Isabel conta ainda que lady Jane falava nove línguas com perfeição e morava metade do ano em Damasco e a outra metade nas tendas do marido. Esplêndida em suas roupas orientais, costumava vestir azul, tinha belos e longos cabelos, arrumados em duas longas tranças que iam até o chão. Como qualquer outra mulher beduína, era honrada e respeitada, figurando como uma espécie de rainha da tribo. Gostava de trabalhar, ordenhava e cuidava do rebanho de camelos, atendia ao marido, preparava comida, servia café e, sentada no chão, lavava os pés dele. Enquanto Medjuel comia, ela ficava em pé, servindo-o e glorificando-o.
Em Damasco, estabelecidos em seu lar, o casal Medjuel era um elo vivo entre Oriente e Ocidente, razão porque era sempre visitado por destacadas personalidades. Durante sua visita ao beduíno, Pedro II ficou maravilhado com os atributos artísticos de lady Jane. Solicitou, então, que ela lhe mostrasse os desenhos que tinha feito do vilarejo de Palmira. Ela foi depressa buscar uma pasta contendo belíssimas aquarelas de sua autoria. Contou que sua mãe era também uma exímia pintora a óleo, tendo retratado paisagens de Palmira, as ruínas da Babilônia, a Acrópole de Atenas e a ilha de Tinos. As obras apresentadas na ocasião revelavam grande talento artístico e, segundo o monarca, “a fisionomia de Mrs. Medjuel (Lady Ellenborough) é de uma pessoa muito inteligente”.
Como bom amante da fotografia, d. Pedro II não perdeu a oportunidade de solicitar como lembrança um retrato dela e do marido. Jane Digby presenteou o imperador com uma foto antiga feita em Roma, quando suas feições eram mais jovens, e um retrato do sheik beduíno feito a lápis por ela mesma, imortalizando o momento precioso de seu casamento. Em seguida, o casal Medjuel convidou d. Pedro II a tomar café num bonito salão decorado ao gosto oriental. Como o casal tinha ainda outros compromissos, acompanharam o ilustre convidado até o jardim, onde se despediram.
Certos historiadores franceses imaginaram a história mirabolante de uma relação amorosa entre d. Pedro II e lady Jane. Um deles, Paul Morand, exagerou quando escreveu: “L´Empereur du Brésil Don Pedro, qui en quelques soirées, tombé sous son charme…” (“O imperador do Brasil Dom Pedro, que em algumas noites não resistiu ao seu charme”). Nada do relatado por Morand, no entanto, poderia ter acontecido, já que nosso monarca visitou-a somente uma vez, e apenas por poucas horas, sem sequer pernoitar na sua casa, seguindo logo depois viagem pelo Levante com a comitiva imperial. Isto exclui e invalida totalmente qualquer hipótese de “lhe ter caído aos pés”, como insinuou Morand.
Lady Ellenborough morreu aos 74 anos, em agosto de 1881. Foi enterrada na ala protestante do cemitério de Damasco. Aqueles que a visitaram nos seus últimos dias testemunharam as rugas que já tomavam conta do seu rosto. Porém ela se mantinha sorridente, ativa e ajudando os pobres do lugar. D. Pedro II também a conheceu em idade já avançada, sem o viço juvenil que encantou tantos homens, mas mesmo assim a “mãe de leite” (como era conhecida pelos árabes por causa de sua cor), representou sem dúvida uma das mais curiosas atrações de sua peregrinação pelo Oriente Médio.
Bibliografia
Calmon, Pedro. História de D. Pedro II. Rio de Janeiro: Livraria José Olympio Editora, 1975.
Lyra, Heitor. História de D. Pedro II. São Paulo 1938.
Schwarcz, Lilia Moritz. As barbas do Imperador. São Paulo: Companhia das Letras, 1998.
Valadares, Paulo. A viagem do orientalista de D. Pedro II a Israel. In: O Boêmio nº 102 (20/03/1998) pág. 11.

□ □ □

ATIVIDADE PROPOSTA:
Segundo o trecho fornecido, onde lady Ellenborough foi enterrada?

LINHAS:
□ □ □

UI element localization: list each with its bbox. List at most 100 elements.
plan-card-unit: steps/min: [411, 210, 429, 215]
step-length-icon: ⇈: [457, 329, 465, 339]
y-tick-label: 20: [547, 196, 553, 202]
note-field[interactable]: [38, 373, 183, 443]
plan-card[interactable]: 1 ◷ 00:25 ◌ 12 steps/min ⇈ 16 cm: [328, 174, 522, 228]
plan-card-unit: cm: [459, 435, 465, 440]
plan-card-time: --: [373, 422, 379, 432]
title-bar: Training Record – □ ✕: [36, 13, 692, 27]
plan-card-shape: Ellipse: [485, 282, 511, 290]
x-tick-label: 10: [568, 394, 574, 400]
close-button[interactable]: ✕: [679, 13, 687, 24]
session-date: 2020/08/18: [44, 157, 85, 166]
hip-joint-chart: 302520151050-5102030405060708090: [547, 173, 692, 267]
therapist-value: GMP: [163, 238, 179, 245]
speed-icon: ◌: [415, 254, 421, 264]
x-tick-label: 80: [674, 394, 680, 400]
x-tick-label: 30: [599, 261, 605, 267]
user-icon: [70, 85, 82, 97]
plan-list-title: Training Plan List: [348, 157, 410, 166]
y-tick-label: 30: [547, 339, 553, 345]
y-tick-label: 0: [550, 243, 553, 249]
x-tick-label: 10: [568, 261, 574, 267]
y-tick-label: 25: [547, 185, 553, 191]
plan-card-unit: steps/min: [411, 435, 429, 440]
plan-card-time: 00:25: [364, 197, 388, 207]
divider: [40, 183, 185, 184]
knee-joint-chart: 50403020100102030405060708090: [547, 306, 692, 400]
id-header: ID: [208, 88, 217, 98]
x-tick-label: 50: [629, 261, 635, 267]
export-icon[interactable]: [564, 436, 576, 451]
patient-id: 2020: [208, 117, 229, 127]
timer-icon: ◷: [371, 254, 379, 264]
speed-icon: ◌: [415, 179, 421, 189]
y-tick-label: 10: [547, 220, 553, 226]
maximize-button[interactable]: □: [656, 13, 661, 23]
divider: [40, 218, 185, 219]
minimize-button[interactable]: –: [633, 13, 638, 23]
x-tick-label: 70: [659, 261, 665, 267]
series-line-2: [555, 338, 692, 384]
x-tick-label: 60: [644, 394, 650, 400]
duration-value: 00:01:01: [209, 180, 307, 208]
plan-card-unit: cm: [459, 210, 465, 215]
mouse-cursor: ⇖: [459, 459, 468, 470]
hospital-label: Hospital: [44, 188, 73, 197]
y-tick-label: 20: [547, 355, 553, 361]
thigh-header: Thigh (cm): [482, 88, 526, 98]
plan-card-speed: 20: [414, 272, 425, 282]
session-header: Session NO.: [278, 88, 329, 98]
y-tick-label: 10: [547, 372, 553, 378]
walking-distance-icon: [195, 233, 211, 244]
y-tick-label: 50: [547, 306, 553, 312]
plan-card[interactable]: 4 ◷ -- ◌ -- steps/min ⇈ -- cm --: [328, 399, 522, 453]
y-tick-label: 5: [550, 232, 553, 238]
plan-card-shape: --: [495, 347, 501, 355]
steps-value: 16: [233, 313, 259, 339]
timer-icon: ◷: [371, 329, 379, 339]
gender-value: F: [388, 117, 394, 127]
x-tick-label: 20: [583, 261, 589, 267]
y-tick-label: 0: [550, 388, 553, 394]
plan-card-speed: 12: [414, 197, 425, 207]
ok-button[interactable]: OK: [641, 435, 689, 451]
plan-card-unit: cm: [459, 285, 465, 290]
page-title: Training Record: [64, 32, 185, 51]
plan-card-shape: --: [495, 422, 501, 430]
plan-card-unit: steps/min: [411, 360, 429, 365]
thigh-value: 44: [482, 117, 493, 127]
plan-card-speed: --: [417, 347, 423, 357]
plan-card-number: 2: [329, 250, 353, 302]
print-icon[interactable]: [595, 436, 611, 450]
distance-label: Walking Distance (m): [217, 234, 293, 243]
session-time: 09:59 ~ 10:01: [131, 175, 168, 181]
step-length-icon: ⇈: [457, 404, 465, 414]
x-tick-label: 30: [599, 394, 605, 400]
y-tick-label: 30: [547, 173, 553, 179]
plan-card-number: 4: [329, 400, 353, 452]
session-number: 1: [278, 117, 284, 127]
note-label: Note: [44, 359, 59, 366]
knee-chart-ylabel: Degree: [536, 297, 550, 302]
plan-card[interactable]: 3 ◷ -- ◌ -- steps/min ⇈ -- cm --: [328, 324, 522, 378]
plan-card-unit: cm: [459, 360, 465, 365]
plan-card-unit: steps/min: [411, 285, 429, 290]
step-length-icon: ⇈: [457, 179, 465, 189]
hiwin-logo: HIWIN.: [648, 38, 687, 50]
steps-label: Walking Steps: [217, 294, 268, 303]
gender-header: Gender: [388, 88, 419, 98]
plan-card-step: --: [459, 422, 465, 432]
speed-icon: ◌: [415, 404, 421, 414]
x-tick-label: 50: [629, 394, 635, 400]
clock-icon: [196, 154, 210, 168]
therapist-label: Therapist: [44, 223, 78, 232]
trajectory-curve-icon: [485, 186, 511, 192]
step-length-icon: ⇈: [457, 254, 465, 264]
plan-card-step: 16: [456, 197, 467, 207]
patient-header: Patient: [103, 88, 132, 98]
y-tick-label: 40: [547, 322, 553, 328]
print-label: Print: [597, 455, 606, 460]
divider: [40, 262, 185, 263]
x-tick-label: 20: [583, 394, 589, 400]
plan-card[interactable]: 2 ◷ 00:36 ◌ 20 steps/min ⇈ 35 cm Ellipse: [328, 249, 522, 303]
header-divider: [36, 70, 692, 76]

□ □ □

SUA RESPOSTA:
Na ala protestante do cemitério de Damasco.